------ DATA FOR PROCESSING ------

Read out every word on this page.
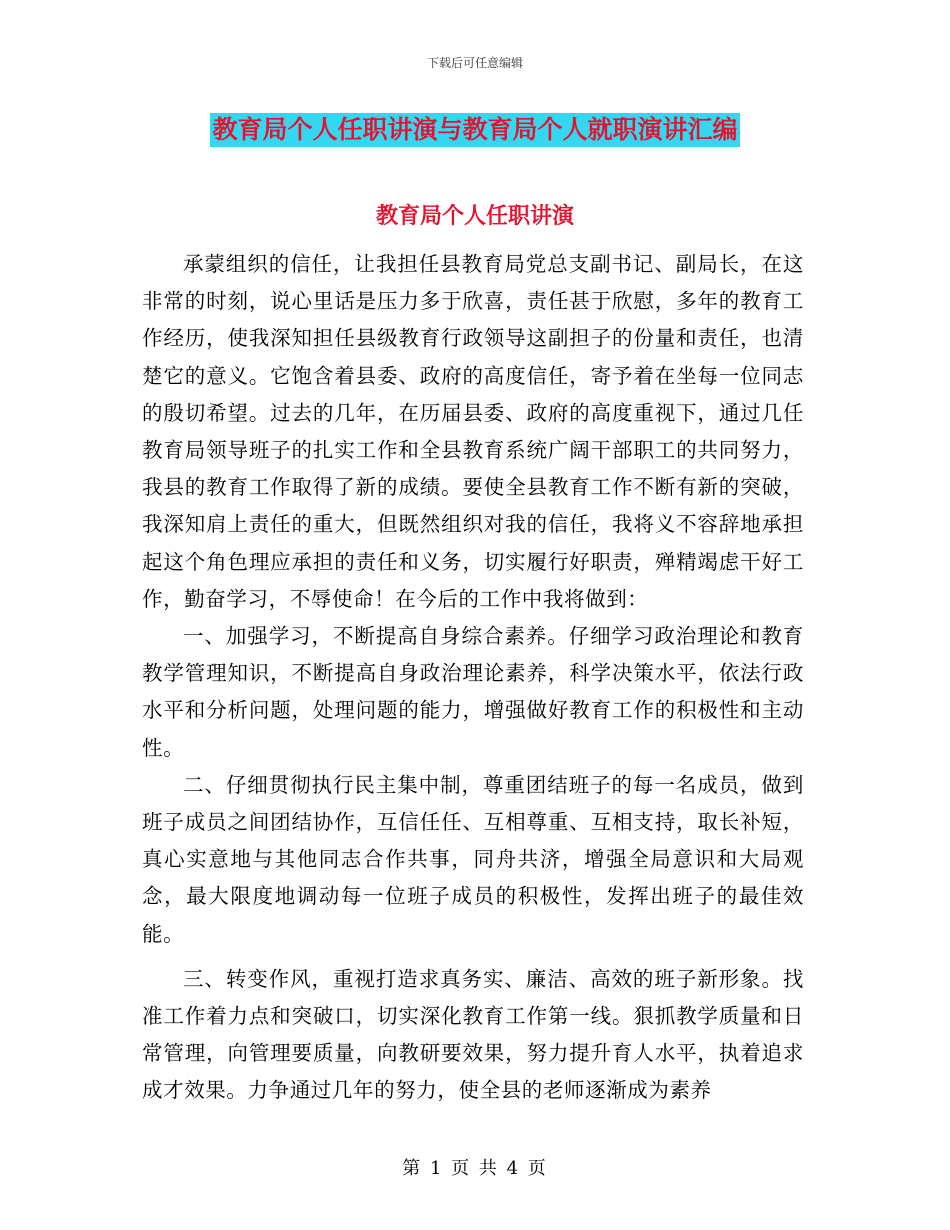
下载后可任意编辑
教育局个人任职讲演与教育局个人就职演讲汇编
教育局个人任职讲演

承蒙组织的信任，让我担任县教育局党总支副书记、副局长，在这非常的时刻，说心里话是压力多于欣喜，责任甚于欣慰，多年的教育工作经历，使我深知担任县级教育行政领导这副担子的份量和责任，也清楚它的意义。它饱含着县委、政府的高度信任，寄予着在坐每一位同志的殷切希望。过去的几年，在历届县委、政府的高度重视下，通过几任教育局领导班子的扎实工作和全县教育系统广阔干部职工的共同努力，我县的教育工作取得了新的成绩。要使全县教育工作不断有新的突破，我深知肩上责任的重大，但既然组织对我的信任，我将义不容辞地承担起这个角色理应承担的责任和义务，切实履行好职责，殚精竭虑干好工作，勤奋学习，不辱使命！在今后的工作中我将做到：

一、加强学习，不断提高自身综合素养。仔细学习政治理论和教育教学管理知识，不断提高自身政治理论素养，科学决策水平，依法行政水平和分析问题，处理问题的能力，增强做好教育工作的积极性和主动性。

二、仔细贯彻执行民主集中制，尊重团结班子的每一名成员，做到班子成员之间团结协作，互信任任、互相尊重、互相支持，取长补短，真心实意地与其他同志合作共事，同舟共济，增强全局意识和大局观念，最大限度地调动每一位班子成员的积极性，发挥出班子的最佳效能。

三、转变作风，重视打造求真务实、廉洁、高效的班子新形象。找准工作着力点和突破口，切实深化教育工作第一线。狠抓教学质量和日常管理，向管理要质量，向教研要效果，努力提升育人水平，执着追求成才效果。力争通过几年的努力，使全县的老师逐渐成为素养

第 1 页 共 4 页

------
------ DATA FOR PROCESSING ------

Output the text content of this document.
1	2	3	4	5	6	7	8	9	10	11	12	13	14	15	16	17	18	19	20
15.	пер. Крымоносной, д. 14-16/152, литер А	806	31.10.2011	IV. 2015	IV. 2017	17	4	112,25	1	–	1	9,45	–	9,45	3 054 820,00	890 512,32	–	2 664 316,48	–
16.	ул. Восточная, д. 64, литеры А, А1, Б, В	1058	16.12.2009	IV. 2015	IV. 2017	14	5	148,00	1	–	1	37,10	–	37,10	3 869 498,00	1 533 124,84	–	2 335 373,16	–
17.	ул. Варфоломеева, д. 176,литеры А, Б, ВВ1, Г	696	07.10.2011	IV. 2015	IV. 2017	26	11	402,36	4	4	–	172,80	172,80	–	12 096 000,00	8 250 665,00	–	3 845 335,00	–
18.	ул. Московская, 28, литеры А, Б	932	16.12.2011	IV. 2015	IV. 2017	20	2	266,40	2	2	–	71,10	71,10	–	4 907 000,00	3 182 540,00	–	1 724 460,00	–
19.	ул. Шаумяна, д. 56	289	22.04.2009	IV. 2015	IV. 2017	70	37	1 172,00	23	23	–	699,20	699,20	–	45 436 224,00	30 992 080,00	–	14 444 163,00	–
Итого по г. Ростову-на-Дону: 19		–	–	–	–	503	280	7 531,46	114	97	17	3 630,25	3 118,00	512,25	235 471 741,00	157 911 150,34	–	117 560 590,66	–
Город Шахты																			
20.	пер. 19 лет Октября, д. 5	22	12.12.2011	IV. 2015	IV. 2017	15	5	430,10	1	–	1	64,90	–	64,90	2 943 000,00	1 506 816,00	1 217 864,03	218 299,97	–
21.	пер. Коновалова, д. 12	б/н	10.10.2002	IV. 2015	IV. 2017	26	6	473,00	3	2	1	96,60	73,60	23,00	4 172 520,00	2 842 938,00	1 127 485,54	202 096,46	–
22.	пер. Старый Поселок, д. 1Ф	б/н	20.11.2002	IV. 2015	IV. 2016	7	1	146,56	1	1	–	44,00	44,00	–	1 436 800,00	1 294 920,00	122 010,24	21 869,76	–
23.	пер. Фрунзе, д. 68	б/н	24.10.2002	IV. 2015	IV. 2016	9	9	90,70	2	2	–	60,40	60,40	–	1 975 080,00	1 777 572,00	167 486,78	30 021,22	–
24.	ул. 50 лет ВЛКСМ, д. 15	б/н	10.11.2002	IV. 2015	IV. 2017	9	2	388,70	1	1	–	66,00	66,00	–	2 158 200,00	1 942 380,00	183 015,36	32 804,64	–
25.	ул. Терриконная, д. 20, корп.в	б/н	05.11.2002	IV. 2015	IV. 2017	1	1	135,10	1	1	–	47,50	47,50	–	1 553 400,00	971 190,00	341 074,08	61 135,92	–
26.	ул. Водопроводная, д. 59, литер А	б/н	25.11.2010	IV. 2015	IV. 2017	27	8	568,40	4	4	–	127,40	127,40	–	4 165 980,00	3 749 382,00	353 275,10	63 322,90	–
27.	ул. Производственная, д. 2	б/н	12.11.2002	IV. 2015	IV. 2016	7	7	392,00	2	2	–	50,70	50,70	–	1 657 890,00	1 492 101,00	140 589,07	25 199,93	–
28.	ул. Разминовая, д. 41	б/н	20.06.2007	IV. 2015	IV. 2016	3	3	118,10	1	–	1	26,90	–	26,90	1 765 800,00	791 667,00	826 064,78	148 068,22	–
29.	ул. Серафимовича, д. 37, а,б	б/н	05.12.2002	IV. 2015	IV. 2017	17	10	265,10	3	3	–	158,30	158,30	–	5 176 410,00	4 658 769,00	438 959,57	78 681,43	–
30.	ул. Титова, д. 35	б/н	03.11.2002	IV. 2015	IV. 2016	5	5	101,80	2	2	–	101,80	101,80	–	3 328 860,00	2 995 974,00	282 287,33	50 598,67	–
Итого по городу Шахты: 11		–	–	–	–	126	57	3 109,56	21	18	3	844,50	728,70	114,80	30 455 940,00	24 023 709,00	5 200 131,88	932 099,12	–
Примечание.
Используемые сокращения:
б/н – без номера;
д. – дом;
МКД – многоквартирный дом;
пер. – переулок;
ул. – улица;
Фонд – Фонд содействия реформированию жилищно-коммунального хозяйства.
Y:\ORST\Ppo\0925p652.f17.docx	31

------

WHAT YOU HAVE TO DO: Go over the records above line by line and count those holding the word "литеры". Reply only with the number.

IN RESPONSE: 3